▶ _WRITTEN INSTRUCTION_
Select, from the material below, each line with "JSON" in it.

▶ _INFORMATION SUPPLIED_
○ ○ ○ ○ ○ ○ ○
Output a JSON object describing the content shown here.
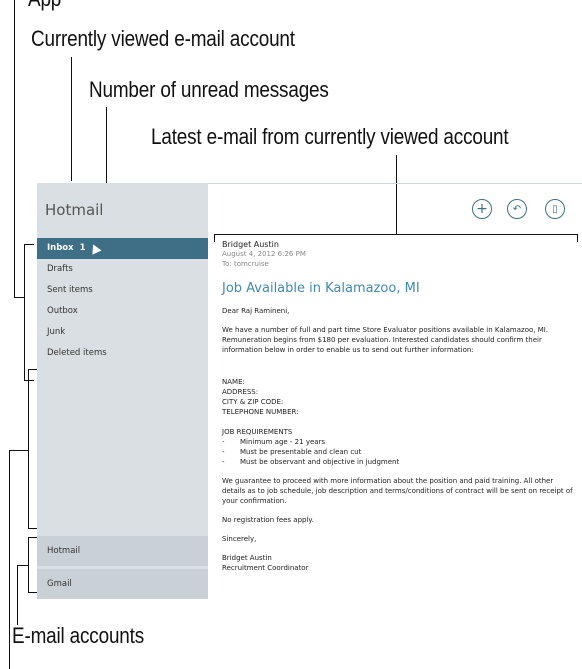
{
  "callouts": {
    "app_top": "App",
    "currently_viewed": "Currently viewed e-mail account",
    "unread": "Number of unread messages",
    "latest": "Latest e-mail from currently viewed account",
    "accounts": "E-mail accounts"
  },
  "app_title": "Hotmail",
  "folders": [
    {
      "label": "Inbox",
      "count": "1",
      "active": true
    },
    {
      "label": "Drafts"
    },
    {
      "label": "Sent items"
    },
    {
      "label": "Outbox"
    },
    {
      "label": "Junk"
    },
    {
      "label": "Deleted items"
    }
  ],
  "accounts": [
    "Hotmail",
    "Gmail"
  ],
  "toolbar": {
    "new_icon": "plus-icon",
    "respond_icon": "respond-icon",
    "delete_icon": "trash-icon",
    "accent": "#3f6f87"
  },
  "message": {
    "sender": "Bridget Austin",
    "date": "August 4, 2012  6:26 PM",
    "to": "To: tomcruise",
    "subject": "Job Available in Kalamazoo, MI",
    "greeting": "Dear Raj Ramineni,",
    "para1": "We have a number of full and part time Store Evaluator positions available in Kalamazoo, MI. Remuneration begins from $180 per evaluation. Interested candidates should confirm their information below in order to enable us to send out further information:",
    "fields": [
      "NAME:",
      "ADDRESS:",
      "CITY & ZIP CODE:",
      "TELEPHONE NUMBER:"
    ],
    "req_title": "JOB REQUIREMENTS",
    "requirements": [
      "Minimum age - 21 years",
      "Must be presentable and clean cut",
      "Must be observant and objective in judgment"
    ],
    "para2": "We guarantee to proceed with more information about the position and paid training. All other details as to job schedule, job description and terms/conditions of contract will be sent on receipt of your confirmation.",
    "note": "No registration fees apply.",
    "closing": "Sincerely,",
    "sig_name": "Bridget Austin",
    "sig_title": "Recruitment Coordinator"
  }
}
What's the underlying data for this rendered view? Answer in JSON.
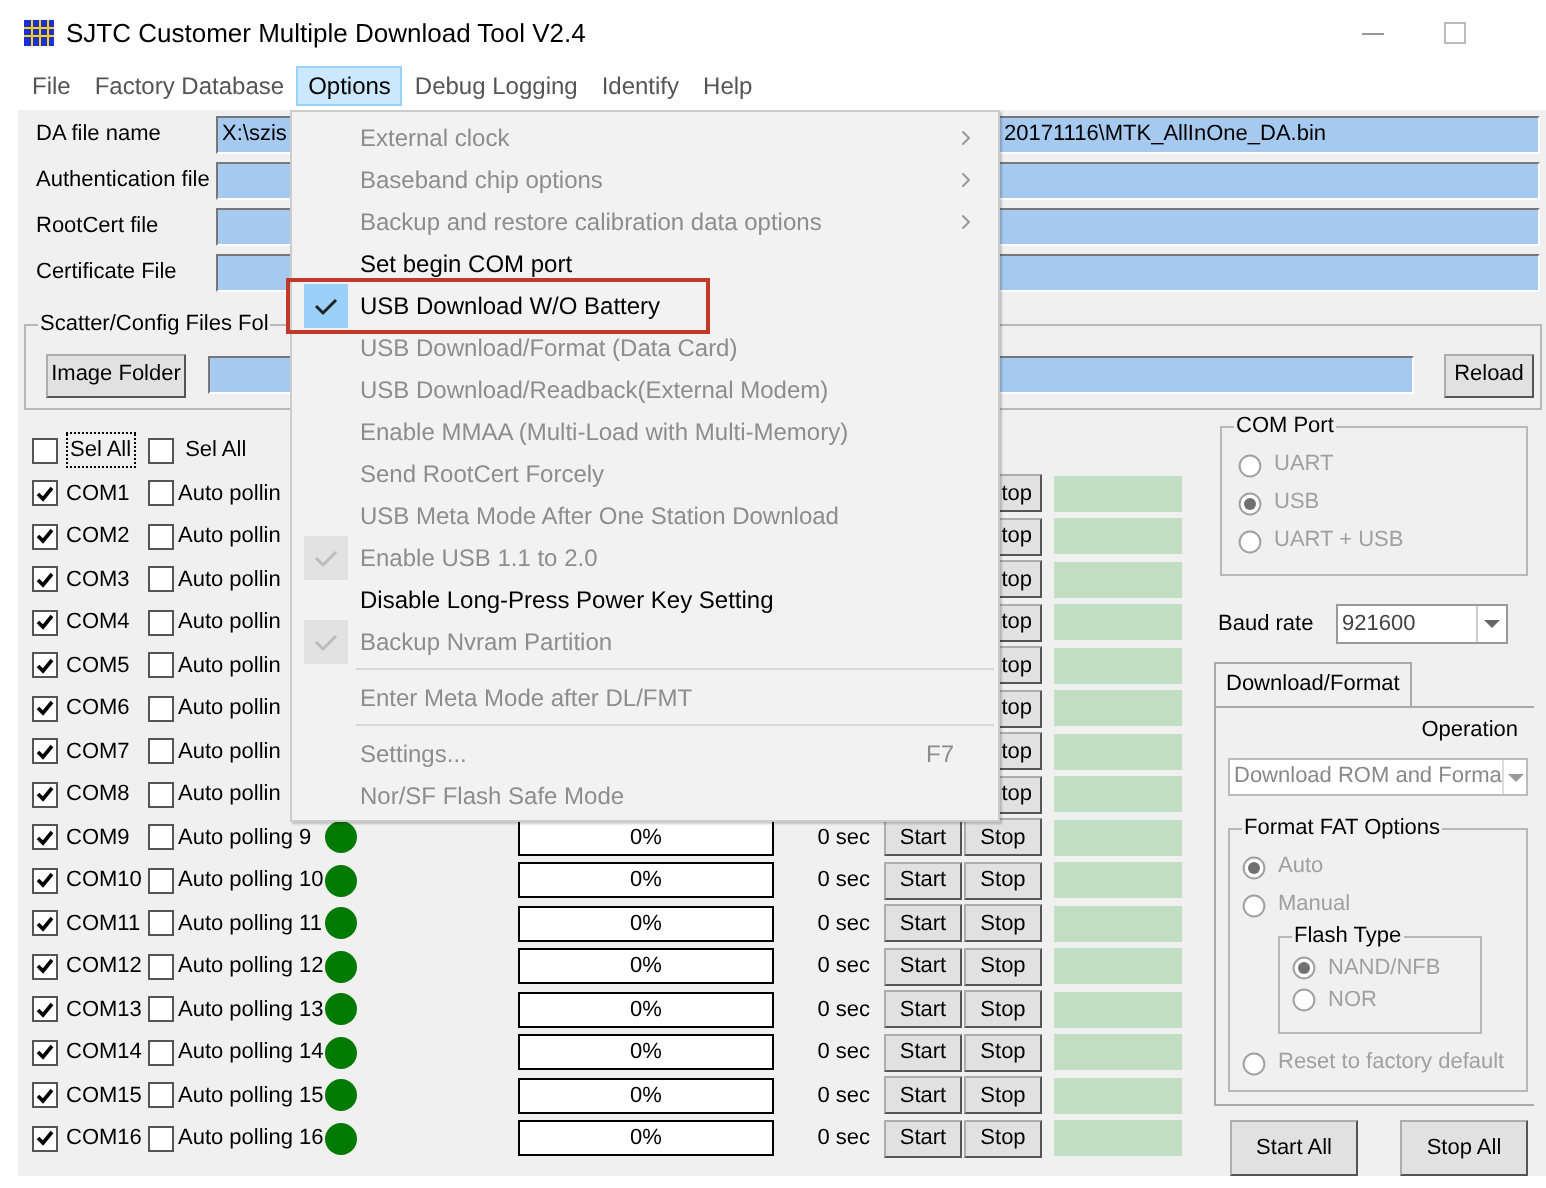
○ ○ ○ ○ ○ ○ ○
▶ _THE COMPLETED TASK_
Output a JSON object describing the content shown here.
What's the underlying data for this rendered view? Answer in JSON.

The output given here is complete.